----- DATASET EXCERPTS

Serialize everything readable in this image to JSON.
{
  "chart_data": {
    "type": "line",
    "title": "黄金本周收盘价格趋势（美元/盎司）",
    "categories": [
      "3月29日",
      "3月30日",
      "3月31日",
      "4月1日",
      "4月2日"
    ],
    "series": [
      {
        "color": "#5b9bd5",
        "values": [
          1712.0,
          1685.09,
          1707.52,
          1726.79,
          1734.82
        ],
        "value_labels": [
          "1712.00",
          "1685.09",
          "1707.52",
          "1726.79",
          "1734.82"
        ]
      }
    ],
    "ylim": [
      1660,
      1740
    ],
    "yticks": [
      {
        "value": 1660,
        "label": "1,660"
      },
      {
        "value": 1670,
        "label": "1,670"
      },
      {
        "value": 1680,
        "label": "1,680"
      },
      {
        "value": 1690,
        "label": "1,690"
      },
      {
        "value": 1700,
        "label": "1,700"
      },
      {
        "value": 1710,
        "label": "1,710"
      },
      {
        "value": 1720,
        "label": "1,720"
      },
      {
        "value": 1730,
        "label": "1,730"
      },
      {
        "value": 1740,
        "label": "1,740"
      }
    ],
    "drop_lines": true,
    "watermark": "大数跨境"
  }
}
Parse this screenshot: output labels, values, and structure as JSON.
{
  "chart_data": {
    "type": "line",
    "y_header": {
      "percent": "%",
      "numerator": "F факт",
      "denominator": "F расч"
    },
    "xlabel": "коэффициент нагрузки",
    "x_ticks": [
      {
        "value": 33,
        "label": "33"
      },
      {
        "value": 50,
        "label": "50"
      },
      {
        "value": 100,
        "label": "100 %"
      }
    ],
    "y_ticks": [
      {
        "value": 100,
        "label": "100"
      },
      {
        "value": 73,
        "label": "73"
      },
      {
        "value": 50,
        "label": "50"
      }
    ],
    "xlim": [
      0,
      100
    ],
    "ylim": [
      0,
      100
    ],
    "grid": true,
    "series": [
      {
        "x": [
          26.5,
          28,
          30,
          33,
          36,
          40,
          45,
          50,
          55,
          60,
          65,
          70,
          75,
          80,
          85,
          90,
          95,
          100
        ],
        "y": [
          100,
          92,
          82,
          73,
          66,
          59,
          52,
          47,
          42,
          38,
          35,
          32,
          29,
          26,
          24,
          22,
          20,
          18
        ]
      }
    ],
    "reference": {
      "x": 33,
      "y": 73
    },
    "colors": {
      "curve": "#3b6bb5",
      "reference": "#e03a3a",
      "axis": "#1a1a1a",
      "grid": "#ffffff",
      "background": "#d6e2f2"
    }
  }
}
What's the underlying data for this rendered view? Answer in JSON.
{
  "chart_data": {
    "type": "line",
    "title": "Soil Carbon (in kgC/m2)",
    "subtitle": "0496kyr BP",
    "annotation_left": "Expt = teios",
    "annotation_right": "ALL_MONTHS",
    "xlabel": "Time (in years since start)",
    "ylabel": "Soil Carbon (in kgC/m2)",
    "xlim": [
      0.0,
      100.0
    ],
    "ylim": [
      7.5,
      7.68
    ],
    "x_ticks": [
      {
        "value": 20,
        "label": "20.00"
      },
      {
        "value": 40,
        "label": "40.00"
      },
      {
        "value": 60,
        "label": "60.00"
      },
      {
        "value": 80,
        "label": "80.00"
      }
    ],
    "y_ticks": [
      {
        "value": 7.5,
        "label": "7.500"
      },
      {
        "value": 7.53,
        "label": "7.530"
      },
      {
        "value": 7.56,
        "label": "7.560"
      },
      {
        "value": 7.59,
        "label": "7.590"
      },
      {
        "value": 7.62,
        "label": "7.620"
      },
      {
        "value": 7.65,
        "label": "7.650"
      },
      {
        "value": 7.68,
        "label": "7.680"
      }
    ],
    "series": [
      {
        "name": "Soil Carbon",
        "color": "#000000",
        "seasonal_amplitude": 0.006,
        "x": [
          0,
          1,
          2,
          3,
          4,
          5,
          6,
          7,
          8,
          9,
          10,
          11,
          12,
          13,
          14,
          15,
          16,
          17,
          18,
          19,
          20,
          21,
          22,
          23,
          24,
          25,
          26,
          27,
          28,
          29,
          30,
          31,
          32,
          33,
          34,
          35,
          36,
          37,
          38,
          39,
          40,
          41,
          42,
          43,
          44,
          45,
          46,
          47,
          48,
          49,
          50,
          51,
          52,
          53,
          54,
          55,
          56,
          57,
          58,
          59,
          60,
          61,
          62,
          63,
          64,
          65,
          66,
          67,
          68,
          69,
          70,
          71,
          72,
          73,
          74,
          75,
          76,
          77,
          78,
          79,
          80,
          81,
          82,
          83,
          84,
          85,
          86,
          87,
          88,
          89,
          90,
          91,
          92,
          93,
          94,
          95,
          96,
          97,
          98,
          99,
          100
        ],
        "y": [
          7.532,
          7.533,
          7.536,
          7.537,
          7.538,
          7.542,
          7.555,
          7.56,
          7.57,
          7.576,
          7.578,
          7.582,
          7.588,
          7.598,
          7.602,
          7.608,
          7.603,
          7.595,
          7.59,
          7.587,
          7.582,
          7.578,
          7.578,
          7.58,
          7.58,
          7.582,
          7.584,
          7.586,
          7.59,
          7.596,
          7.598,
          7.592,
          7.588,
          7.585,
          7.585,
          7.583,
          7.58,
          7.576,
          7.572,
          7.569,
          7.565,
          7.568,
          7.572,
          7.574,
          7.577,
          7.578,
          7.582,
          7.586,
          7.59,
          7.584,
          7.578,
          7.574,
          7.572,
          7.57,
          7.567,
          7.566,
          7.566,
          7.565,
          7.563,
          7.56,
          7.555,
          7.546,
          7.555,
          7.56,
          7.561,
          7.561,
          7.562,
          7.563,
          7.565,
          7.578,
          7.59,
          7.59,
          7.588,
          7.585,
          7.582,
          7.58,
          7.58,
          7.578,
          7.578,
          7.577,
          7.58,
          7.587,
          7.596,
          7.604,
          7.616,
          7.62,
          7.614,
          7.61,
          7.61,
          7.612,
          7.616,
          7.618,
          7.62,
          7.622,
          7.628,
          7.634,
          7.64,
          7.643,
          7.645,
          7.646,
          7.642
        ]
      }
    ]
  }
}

----------

Each line of the material above must be retyped precisely.

▶ **RESPONSE FOR THIS EXERCISE**
Serialize everything readable in this image to JSON.
{
  "chart_data": {
    "type": "line",
    "title": "黄金本周收盘价格趋势（美元/盎司）",
    "categories": [
      "3月29日",
      "3月30日",
      "3月31日",
      "4月1日",
      "4月2日"
    ],
    "series": [
      {
        "color": "#5b9bd5",
        "values": [
          1712.0,
          1685.09,
          1707.52,
          1726.79,
          1734.82
        ],
        "value_labels": [
          "1712.00",
          "1685.09",
          "1707.52",
          "1726.79",
          "1734.82"
        ]
      }
    ],
    "ylim": [
      1660,
      1740
    ],
    "yticks": [
      {
        "value": 1660,
        "label": "1,660"
      },
      {
        "value": 1670,
        "label": "1,670"
      },
      {
        "value": 1680,
        "label": "1,680"
      },
      {
        "value": 1690,
        "label": "1,690"
      },
      {
        "value": 1700,
        "label": "1,700"
      },
      {
        "value": 1710,
        "label": "1,710"
      },
      {
        "value": 1720,
        "label": "1,720"
      },
      {
        "value": 1730,
        "label": "1,730"
      },
      {
        "value": 1740,
        "label": "1,740"
      }
    ],
    "drop_lines": true,
    "watermark": "大数跨境"
  }
}
Parse this screenshot: output labels, values, and structure as JSON.
{
  "chart_data": {
    "type": "line",
    "y_header": {
      "percent": "%",
      "numerator": "F факт",
      "denominator": "F расч"
    },
    "xlabel": "коэффициент нагрузки",
    "x_ticks": [
      {
        "value": 33,
        "label": "33"
      },
      {
        "value": 50,
        "label": "50"
      },
      {
        "value": 100,
        "label": "100 %"
      }
    ],
    "y_ticks": [
      {
        "value": 100,
        "label": "100"
      },
      {
        "value": 73,
        "label": "73"
      },
      {
        "value": 50,
        "label": "50"
      }
    ],
    "xlim": [
      0,
      100
    ],
    "ylim": [
      0,
      100
    ],
    "grid": true,
    "series": [
      {
        "x": [
          26.5,
          28,
          30,
          33,
          36,
          40,
          45,
          50,
          55,
          60,
          65,
          70,
          75,
          80,
          85,
          90,
          95,
          100
        ],
        "y": [
          100,
          92,
          82,
          73,
          66,
          59,
          52,
          47,
          42,
          38,
          35,
          32,
          29,
          26,
          24,
          22,
          20,
          18
        ]
      }
    ],
    "reference": {
      "x": 33,
      "y": 73
    },
    "colors": {
      "curve": "#3b6bb5",
      "reference": "#e03a3a",
      "axis": "#1a1a1a",
      "grid": "#ffffff",
      "background": "#d6e2f2"
    }
  }
}
What's the underlying data for this rendered view? Answer in JSON.
{
  "chart_data": {
    "type": "line",
    "title": "Soil Carbon (in kgC/m2)",
    "subtitle": "0496kyr BP",
    "annotation_left": "Expt = teios",
    "annotation_right": "ALL_MONTHS",
    "xlabel": "Time (in years since start)",
    "ylabel": "Soil Carbon (in kgC/m2)",
    "xlim": [
      0.0,
      100.0
    ],
    "ylim": [
      7.5,
      7.68
    ],
    "x_ticks": [
      {
        "value": 20,
        "label": "20.00"
      },
      {
        "value": 40,
        "label": "40.00"
      },
      {
        "value": 60,
        "label": "60.00"
      },
      {
        "value": 80,
        "label": "80.00"
      }
    ],
    "y_ticks": [
      {
        "value": 7.5,
        "label": "7.500"
      },
      {
        "value": 7.53,
        "label": "7.530"
      },
      {
        "value": 7.56,
        "label": "7.560"
      },
      {
        "value": 7.59,
        "label": "7.590"
      },
      {
        "value": 7.62,
        "label": "7.620"
      },
      {
        "value": 7.65,
        "label": "7.650"
      },
      {
        "value": 7.68,
        "label": "7.680"
      }
    ],
    "series": [
      {
        "name": "Soil Carbon",
        "color": "#000000",
        "seasonal_amplitude": 0.006,
        "x": [
          0,
          1,
          2,
          3,
          4,
          5,
          6,
          7,
          8,
          9,
          10,
          11,
          12,
          13,
          14,
          15,
          16,
          17,
          18,
          19,
          20,
          21,
          22,
          23,
          24,
          25,
          26,
          27,
          28,
          29,
          30,
          31,
          32,
          33,
          34,
          35,
          36,
          37,
          38,
          39,
          40,
          41,
          42,
          43,
          44,
          45,
          46,
          47,
          48,
          49,
          50,
          51,
          52,
          53,
          54,
          55,
          56,
          57,
          58,
          59,
          60,
          61,
          62,
          63,
          64,
          65,
          66,
          67,
          68,
          69,
          70,
          71,
          72,
          73,
          74,
          75,
          76,
          77,
          78,
          79,
          80,
          81,
          82,
          83,
          84,
          85,
          86,
          87,
          88,
          89,
          90,
          91,
          92,
          93,
          94,
          95,
          96,
          97,
          98,
          99,
          100
        ],
        "y": [
          7.532,
          7.533,
          7.536,
          7.537,
          7.538,
          7.542,
          7.555,
          7.56,
          7.57,
          7.576,
          7.578,
          7.582,
          7.588,
          7.598,
          7.602,
          7.608,
          7.603,
          7.595,
          7.59,
          7.587,
          7.582,
          7.578,
          7.578,
          7.58,
          7.58,
          7.582,
          7.584,
          7.586,
          7.59,
          7.596,
          7.598,
          7.592,
          7.588,
          7.585,
          7.585,
          7.583,
          7.58,
          7.576,
          7.572,
          7.569,
          7.565,
          7.568,
          7.572,
          7.574,
          7.577,
          7.578,
          7.582,
          7.586,
          7.59,
          7.584,
          7.578,
          7.574,
          7.572,
          7.57,
          7.567,
          7.566,
          7.566,
          7.565,
          7.563,
          7.56,
          7.555,
          7.546,
          7.555,
          7.56,
          7.561,
          7.561,
          7.562,
          7.563,
          7.565,
          7.578,
          7.59,
          7.59,
          7.588,
          7.585,
          7.582,
          7.58,
          7.58,
          7.578,
          7.578,
          7.577,
          7.58,
          7.587,
          7.596,
          7.604,
          7.616,
          7.62,
          7.614,
          7.61,
          7.61,
          7.612,
          7.616,
          7.618,
          7.62,
          7.622,
          7.628,
          7.634,
          7.64,
          7.643,
          7.645,
          7.646,
          7.642
        ]
      }
    ]
  }
}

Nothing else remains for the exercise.